──────── Entries shown ────────

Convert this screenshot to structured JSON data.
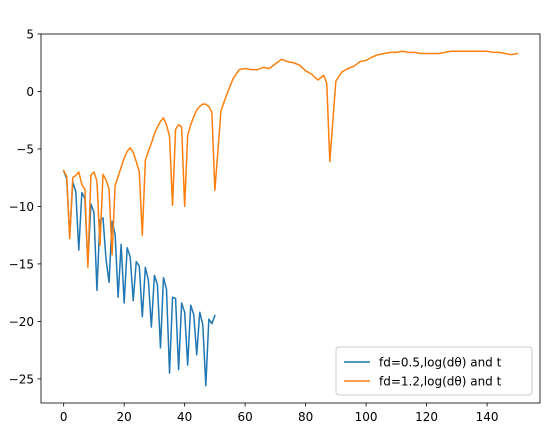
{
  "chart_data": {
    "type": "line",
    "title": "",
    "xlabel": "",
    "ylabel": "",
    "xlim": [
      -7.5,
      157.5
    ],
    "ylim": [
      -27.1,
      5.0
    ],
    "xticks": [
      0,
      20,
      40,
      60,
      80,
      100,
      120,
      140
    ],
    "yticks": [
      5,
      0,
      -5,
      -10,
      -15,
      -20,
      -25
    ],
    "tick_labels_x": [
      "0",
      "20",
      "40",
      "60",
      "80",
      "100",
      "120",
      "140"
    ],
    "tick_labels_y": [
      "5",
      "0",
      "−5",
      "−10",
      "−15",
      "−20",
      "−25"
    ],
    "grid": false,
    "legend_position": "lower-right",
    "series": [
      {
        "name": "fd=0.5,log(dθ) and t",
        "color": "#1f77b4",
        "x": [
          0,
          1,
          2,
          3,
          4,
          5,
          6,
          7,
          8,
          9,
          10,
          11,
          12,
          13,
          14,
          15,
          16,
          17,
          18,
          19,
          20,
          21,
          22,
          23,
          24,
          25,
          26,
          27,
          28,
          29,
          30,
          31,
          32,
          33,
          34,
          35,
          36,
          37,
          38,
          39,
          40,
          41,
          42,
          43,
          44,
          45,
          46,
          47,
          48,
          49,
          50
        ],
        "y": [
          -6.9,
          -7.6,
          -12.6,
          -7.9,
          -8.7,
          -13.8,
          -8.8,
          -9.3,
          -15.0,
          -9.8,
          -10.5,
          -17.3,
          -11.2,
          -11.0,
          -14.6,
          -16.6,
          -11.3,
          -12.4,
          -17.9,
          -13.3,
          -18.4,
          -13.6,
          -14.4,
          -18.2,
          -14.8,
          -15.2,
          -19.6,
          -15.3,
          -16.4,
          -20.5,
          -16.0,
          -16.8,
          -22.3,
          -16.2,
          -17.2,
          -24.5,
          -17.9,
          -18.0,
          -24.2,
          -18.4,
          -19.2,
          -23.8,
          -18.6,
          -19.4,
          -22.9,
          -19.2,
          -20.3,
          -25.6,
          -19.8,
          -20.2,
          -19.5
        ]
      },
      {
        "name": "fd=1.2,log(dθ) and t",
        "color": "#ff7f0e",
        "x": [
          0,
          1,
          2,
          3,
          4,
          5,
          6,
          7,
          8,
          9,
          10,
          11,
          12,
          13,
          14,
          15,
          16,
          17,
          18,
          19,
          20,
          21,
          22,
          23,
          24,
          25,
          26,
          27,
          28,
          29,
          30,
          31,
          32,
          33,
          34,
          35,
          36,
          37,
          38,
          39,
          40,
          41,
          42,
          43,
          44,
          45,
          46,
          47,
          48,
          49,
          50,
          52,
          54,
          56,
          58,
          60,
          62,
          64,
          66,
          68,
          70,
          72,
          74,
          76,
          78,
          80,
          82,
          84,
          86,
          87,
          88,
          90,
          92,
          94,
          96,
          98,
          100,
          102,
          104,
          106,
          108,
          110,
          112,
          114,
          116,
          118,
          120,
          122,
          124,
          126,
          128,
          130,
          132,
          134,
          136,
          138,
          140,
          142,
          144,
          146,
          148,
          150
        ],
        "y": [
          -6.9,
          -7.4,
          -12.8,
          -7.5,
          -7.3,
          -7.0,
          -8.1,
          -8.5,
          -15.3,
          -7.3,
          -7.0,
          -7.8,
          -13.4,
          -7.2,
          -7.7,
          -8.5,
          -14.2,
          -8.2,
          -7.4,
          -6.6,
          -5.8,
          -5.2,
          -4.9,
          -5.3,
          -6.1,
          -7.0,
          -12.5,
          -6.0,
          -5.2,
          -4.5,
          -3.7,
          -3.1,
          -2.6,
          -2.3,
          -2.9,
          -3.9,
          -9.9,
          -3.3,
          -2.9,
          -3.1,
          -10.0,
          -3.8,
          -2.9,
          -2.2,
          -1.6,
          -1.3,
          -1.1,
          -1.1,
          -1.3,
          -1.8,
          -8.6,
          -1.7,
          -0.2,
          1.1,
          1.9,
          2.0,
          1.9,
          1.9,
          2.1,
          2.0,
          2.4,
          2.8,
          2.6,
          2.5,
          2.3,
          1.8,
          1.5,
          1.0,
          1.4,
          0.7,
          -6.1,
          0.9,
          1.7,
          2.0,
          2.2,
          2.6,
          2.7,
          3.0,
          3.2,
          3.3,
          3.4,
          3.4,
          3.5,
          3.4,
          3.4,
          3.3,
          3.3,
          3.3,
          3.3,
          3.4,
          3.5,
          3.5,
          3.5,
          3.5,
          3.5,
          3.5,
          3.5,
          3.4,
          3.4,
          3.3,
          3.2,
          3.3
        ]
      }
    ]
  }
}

────────

▶ [Task brief] Exactly reproduce each record, leaving out any pictures.

▶ [Output for this task]
Convert this screenshot to structured JSON data.
{
  "chart_data": {
    "type": "line",
    "title": "",
    "xlabel": "",
    "ylabel": "",
    "xlim": [
      -7.5,
      157.5
    ],
    "ylim": [
      -27.1,
      5.0
    ],
    "xticks": [
      0,
      20,
      40,
      60,
      80,
      100,
      120,
      140
    ],
    "yticks": [
      5,
      0,
      -5,
      -10,
      -15,
      -20,
      -25
    ],
    "tick_labels_x": [
      "0",
      "20",
      "40",
      "60",
      "80",
      "100",
      "120",
      "140"
    ],
    "tick_labels_y": [
      "5",
      "0",
      "−5",
      "−10",
      "−15",
      "−20",
      "−25"
    ],
    "grid": false,
    "legend_position": "lower-right",
    "series": [
      {
        "name": "fd=0.5,log(dθ) and t",
        "color": "#1f77b4",
        "x": [
          0,
          1,
          2,
          3,
          4,
          5,
          6,
          7,
          8,
          9,
          10,
          11,
          12,
          13,
          14,
          15,
          16,
          17,
          18,
          19,
          20,
          21,
          22,
          23,
          24,
          25,
          26,
          27,
          28,
          29,
          30,
          31,
          32,
          33,
          34,
          35,
          36,
          37,
          38,
          39,
          40,
          41,
          42,
          43,
          44,
          45,
          46,
          47,
          48,
          49,
          50
        ],
        "y": [
          -6.9,
          -7.6,
          -12.6,
          -7.9,
          -8.7,
          -13.8,
          -8.8,
          -9.3,
          -15.0,
          -9.8,
          -10.5,
          -17.3,
          -11.2,
          -11.0,
          -14.6,
          -16.6,
          -11.3,
          -12.4,
          -17.9,
          -13.3,
          -18.4,
          -13.6,
          -14.4,
          -18.2,
          -14.8,
          -15.2,
          -19.6,
          -15.3,
          -16.4,
          -20.5,
          -16.0,
          -16.8,
          -22.3,
          -16.2,
          -17.2,
          -24.5,
          -17.9,
          -18.0,
          -24.2,
          -18.4,
          -19.2,
          -23.8,
          -18.6,
          -19.4,
          -22.9,
          -19.2,
          -20.3,
          -25.6,
          -19.8,
          -20.2,
          -19.5
        ]
      },
      {
        "name": "fd=1.2,log(dθ) and t",
        "color": "#ff7f0e",
        "x": [
          0,
          1,
          2,
          3,
          4,
          5,
          6,
          7,
          8,
          9,
          10,
          11,
          12,
          13,
          14,
          15,
          16,
          17,
          18,
          19,
          20,
          21,
          22,
          23,
          24,
          25,
          26,
          27,
          28,
          29,
          30,
          31,
          32,
          33,
          34,
          35,
          36,
          37,
          38,
          39,
          40,
          41,
          42,
          43,
          44,
          45,
          46,
          47,
          48,
          49,
          50,
          52,
          54,
          56,
          58,
          60,
          62,
          64,
          66,
          68,
          70,
          72,
          74,
          76,
          78,
          80,
          82,
          84,
          86,
          87,
          88,
          90,
          92,
          94,
          96,
          98,
          100,
          102,
          104,
          106,
          108,
          110,
          112,
          114,
          116,
          118,
          120,
          122,
          124,
          126,
          128,
          130,
          132,
          134,
          136,
          138,
          140,
          142,
          144,
          146,
          148,
          150
        ],
        "y": [
          -6.9,
          -7.4,
          -12.8,
          -7.5,
          -7.3,
          -7.0,
          -8.1,
          -8.5,
          -15.3,
          -7.3,
          -7.0,
          -7.8,
          -13.4,
          -7.2,
          -7.7,
          -8.5,
          -14.2,
          -8.2,
          -7.4,
          -6.6,
          -5.8,
          -5.2,
          -4.9,
          -5.3,
          -6.1,
          -7.0,
          -12.5,
          -6.0,
          -5.2,
          -4.5,
          -3.7,
          -3.1,
          -2.6,
          -2.3,
          -2.9,
          -3.9,
          -9.9,
          -3.3,
          -2.9,
          -3.1,
          -10.0,
          -3.8,
          -2.9,
          -2.2,
          -1.6,
          -1.3,
          -1.1,
          -1.1,
          -1.3,
          -1.8,
          -8.6,
          -1.7,
          -0.2,
          1.1,
          1.9,
          2.0,
          1.9,
          1.9,
          2.1,
          2.0,
          2.4,
          2.8,
          2.6,
          2.5,
          2.3,
          1.8,
          1.5,
          1.0,
          1.4,
          0.7,
          -6.1,
          0.9,
          1.7,
          2.0,
          2.2,
          2.6,
          2.7,
          3.0,
          3.2,
          3.3,
          3.4,
          3.4,
          3.5,
          3.4,
          3.4,
          3.3,
          3.3,
          3.3,
          3.3,
          3.4,
          3.5,
          3.5,
          3.5,
          3.5,
          3.5,
          3.5,
          3.5,
          3.4,
          3.4,
          3.3,
          3.2,
          3.3
        ]
      }
    ]
  }
}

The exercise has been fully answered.